* start SUPPLIED DATA *
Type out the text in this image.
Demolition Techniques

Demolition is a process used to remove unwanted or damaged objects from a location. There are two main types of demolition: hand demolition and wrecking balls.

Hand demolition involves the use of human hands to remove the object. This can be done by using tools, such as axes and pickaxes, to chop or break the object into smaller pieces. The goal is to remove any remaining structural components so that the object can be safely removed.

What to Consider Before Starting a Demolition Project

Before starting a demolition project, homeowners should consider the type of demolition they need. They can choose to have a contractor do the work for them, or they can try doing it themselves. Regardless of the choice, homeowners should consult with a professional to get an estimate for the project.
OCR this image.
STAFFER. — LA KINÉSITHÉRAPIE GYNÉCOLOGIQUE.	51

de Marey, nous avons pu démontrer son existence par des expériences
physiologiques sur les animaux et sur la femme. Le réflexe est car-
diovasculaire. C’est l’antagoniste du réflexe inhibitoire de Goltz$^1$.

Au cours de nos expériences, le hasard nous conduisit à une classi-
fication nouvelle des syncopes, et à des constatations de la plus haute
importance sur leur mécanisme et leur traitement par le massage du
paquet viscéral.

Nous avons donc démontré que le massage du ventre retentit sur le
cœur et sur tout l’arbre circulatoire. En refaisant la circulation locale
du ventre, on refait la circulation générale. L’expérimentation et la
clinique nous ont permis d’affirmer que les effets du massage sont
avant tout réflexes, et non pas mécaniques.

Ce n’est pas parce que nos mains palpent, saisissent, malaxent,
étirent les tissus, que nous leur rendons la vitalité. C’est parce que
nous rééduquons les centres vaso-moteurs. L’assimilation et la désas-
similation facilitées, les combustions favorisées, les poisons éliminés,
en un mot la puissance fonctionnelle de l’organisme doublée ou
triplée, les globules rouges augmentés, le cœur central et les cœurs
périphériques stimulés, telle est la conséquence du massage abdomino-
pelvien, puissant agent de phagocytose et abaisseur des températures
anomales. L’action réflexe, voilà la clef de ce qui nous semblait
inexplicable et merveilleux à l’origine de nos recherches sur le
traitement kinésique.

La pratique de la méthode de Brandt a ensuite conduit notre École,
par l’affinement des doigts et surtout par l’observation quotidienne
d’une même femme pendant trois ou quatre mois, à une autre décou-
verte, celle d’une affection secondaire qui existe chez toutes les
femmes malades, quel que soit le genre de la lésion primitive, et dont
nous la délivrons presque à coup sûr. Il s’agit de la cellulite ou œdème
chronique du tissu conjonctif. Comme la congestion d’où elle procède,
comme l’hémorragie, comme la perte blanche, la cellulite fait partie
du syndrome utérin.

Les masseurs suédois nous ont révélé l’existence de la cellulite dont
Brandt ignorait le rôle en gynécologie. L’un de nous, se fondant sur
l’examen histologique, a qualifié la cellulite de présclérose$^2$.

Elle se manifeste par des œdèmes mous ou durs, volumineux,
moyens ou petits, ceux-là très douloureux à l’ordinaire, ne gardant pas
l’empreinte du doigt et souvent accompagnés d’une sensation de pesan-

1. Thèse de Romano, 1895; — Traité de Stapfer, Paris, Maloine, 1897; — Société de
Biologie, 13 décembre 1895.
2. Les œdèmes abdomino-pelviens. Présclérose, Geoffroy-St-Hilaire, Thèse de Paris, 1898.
* end SUPPLIED DATA *
WHAT YOU HAVE TO DO:
Extract all of the material exactly as it is written.

SOLUTION TO THIS TASK:
Type out the text in this image.
Demolition Techniques

Demolition is a process used to remove unwanted or damaged objects from a location. There are two main types of demolition: hand demolition and wrecking balls.

Hand demolition involves the use of human hands to remove the object. This can be done by using tools, such as axes and pickaxes, to chop or break the object into smaller pieces. The goal is to remove any remaining structural components so that the object can be safely removed.

What to Consider Before Starting a Demolition Project

Before starting a demolition project, homeowners should consider the type of demolition they need. They can choose to have a contractor do the work for them, or they can try doing it themselves. Regardless of the choice, homeowners should consult with a professional to get an estimate for the project.
OCR this image.
STAFFER. — LA KINÉSITHÉRAPIE GYNÉCOLOGIQUE.	51

de Marey, nous avons pu démontrer son existence par des expériences
physiologiques sur les animaux et sur la femme. Le réflexe est car-
diovasculaire. C’est l’antagoniste du réflexe inhibitoire de Goltz$^1$.

Au cours de nos expériences, le hasard nous conduisit à une classi-
fication nouvelle des syncopes, et à des constatations de la plus haute
importance sur leur mécanisme et leur traitement par le massage du
paquet viscéral.

Nous avons donc démontré que le massage du ventre retentit sur le
cœur et sur tout l’arbre circulatoire. En refaisant la circulation locale
du ventre, on refait la circulation générale. L’expérimentation et la
clinique nous ont permis d’affirmer que les effets du massage sont
avant tout réflexes, et non pas mécaniques.

Ce n’est pas parce que nos mains palpent, saisissent, malaxent,
étirent les tissus, que nous leur rendons la vitalité. C’est parce que
nous rééduquons les centres vaso-moteurs. L’assimilation et la désas-
similation facilitées, les combustions favorisées, les poisons éliminés,
en un mot la puissance fonctionnelle de l’organisme doublée ou
triplée, les globules rouges augmentés, le cœur central et les cœurs
périphériques stimulés, telle est la conséquence du massage abdomino-
pelvien, puissant agent de phagocytose et abaisseur des températures
anomales. L’action réflexe, voilà la clef de ce qui nous semblait
inexplicable et merveilleux à l’origine de nos recherches sur le
traitement kinésique.

La pratique de la méthode de Brandt a ensuite conduit notre École,
par l’affinement des doigts et surtout par l’observation quotidienne
d’une même femme pendant trois ou quatre mois, à une autre décou-
verte, celle d’une affection secondaire qui existe chez toutes les
femmes malades, quel que soit le genre de la lésion primitive, et dont
nous la délivrons presque à coup sûr. Il s’agit de la cellulite ou œdème
chronique du tissu conjonctif. Comme la congestion d’où elle procède,
comme l’hémorragie, comme la perte blanche, la cellulite fait partie
du syndrome utérin.

Les masseurs suédois nous ont révélé l’existence de la cellulite dont
Brandt ignorait le rôle en gynécologie. L’un de nous, se fondant sur
l’examen histologique, a qualifié la cellulite de présclérose$^2$.

Elle se manifeste par des œdèmes mous ou durs, volumineux,
moyens ou petits, ceux-là très douloureux à l’ordinaire, ne gardant pas
l’empreinte du doigt et souvent accompagnés d’une sensation de pesan-

1. Thèse de Romano, 1895; — Traité de Stapfer, Paris, Maloine, 1897; — Société de
Biologie, 13 décembre 1895.
2. Les œdèmes abdomino-pelviens. Présclérose, Geoffroy-St-Hilaire, Thèse de Paris, 1898.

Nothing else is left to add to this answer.